## Data shown

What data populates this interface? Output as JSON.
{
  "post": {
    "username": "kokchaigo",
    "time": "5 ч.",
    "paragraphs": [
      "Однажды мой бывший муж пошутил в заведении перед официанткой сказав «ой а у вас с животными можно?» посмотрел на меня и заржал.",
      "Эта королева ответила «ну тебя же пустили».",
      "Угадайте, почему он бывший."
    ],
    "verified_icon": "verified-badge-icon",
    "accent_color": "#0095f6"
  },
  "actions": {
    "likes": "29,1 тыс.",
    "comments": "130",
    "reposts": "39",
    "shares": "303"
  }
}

## Given exercise
Write out the listing once more, matching it exactly.

## Answer below
What data populates this interface? Output as JSON.
{
  "post": {
    "username": "kokchaigo",
    "time": "5 ч.",
    "paragraphs": [
      "Однажды мой бывший муж пошутил в заведении перед официанткой сказав «ой а у вас с животными можно?» посмотрел на меня и заржал.",
      "Эта королева ответила «ну тебя же пустили».",
      "Угадайте, почему он бывший."
    ],
    "verified_icon": "verified-badge-icon",
    "accent_color": "#0095f6"
  },
  "actions": {
    "likes": "29,1 тыс.",
    "comments": "130",
    "reposts": "39",
    "shares": "303"
  }
}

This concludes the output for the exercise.